Supplied records:
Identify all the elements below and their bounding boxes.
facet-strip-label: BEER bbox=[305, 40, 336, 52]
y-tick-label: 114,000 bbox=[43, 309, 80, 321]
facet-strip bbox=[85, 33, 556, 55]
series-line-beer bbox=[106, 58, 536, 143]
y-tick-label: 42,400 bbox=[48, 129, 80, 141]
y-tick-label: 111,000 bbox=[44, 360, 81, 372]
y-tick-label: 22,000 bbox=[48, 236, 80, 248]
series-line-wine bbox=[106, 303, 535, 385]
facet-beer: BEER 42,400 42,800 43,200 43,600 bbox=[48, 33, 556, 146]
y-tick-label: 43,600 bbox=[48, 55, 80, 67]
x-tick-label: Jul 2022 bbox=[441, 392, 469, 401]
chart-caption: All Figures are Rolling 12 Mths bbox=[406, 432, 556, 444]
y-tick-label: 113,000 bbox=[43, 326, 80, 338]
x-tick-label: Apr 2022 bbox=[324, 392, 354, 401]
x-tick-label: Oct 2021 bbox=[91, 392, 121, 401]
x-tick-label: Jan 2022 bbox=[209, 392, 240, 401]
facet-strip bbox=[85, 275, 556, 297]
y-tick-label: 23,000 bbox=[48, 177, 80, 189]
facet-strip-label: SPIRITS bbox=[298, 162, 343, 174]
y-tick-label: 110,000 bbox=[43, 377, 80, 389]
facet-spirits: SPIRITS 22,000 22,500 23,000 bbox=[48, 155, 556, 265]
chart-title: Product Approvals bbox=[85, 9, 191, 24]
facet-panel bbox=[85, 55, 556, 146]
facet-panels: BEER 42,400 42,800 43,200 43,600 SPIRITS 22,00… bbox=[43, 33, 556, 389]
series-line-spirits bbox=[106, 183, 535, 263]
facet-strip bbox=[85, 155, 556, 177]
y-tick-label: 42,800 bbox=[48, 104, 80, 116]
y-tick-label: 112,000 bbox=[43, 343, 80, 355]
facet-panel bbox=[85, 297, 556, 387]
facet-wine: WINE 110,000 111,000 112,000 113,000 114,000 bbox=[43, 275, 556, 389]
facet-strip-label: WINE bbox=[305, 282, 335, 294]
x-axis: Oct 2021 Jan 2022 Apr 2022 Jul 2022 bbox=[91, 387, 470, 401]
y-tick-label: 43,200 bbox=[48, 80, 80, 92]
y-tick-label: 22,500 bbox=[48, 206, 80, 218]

Description of the task: Can you lay out the lines of the records above as a numbered list, with blank lines left out?

Result of the exercise:
1. Identify all the elements below and their bounding boxes.
2. facet-strip-label: BEER bbox=[305, 40, 336, 52]
3. y-tick-label: 114,000 bbox=[43, 309, 80, 321]
4. facet-strip bbox=[85, 33, 556, 55]
5. series-line-beer bbox=[106, 58, 536, 143]
6. y-tick-label: 42,400 bbox=[48, 129, 80, 141]
7. y-tick-label: 111,000 bbox=[44, 360, 81, 372]
8. y-tick-label: 22,000 bbox=[48, 236, 80, 248]
9. series-line-wine bbox=[106, 303, 535, 385]
10. facet-beer: BEER 42,400 42,800 43,200 43,600 bbox=[48, 33, 556, 146]
11. y-tick-label: 43,600 bbox=[48, 55, 80, 67]
12. x-tick-label: Jul 2022 bbox=[441, 392, 469, 401]
13. chart-caption: All Figures are Rolling 12 Mths bbox=[406, 432, 556, 444]
14. y-tick-label: 113,000 bbox=[43, 326, 80, 338]
15. x-tick-label: Apr 2022 bbox=[324, 392, 354, 401]
16. x-tick-label: Oct 2021 bbox=[91, 392, 121, 401]
17. x-tick-label: Jan 2022 bbox=[209, 392, 240, 401]
18. facet-strip bbox=[85, 275, 556, 297]
19. y-tick-label: 23,000 bbox=[48, 177, 80, 189]
20. facet-strip-label: SPIRITS bbox=[298, 162, 343, 174]
21. y-tick-label: 110,000 bbox=[43, 377, 80, 389]
22. facet-spirits: SPIRITS 22,000 22,500 23,000 bbox=[48, 155, 556, 265]
23. chart-title: Product Approvals bbox=[85, 9, 191, 24]
24. facet-panel bbox=[85, 55, 556, 146]
25. facet-panels: BEER 42,400 42,800 43,200 43,600 SPIRITS 22,00… bbox=[43, 33, 556, 389]
26. series-line-spirits bbox=[106, 183, 535, 263]
27. facet-strip bbox=[85, 155, 556, 177]
28. y-tick-label: 42,800 bbox=[48, 104, 80, 116]
29. y-tick-label: 112,000 bbox=[43, 343, 80, 355]
30. facet-panel bbox=[85, 297, 556, 387]
31. facet-wine: WINE 110,000 111,000 112,000 113,000 114,000 bbox=[43, 275, 556, 389]
32. facet-strip-label: WINE bbox=[305, 282, 335, 294]
33. x-axis: Oct 2021 Jan 2022 Apr 2022 Jul 2022 bbox=[91, 387, 470, 401]
34. y-tick-label: 43,200 bbox=[48, 80, 80, 92]
35. y-tick-label: 22,500 bbox=[48, 206, 80, 218]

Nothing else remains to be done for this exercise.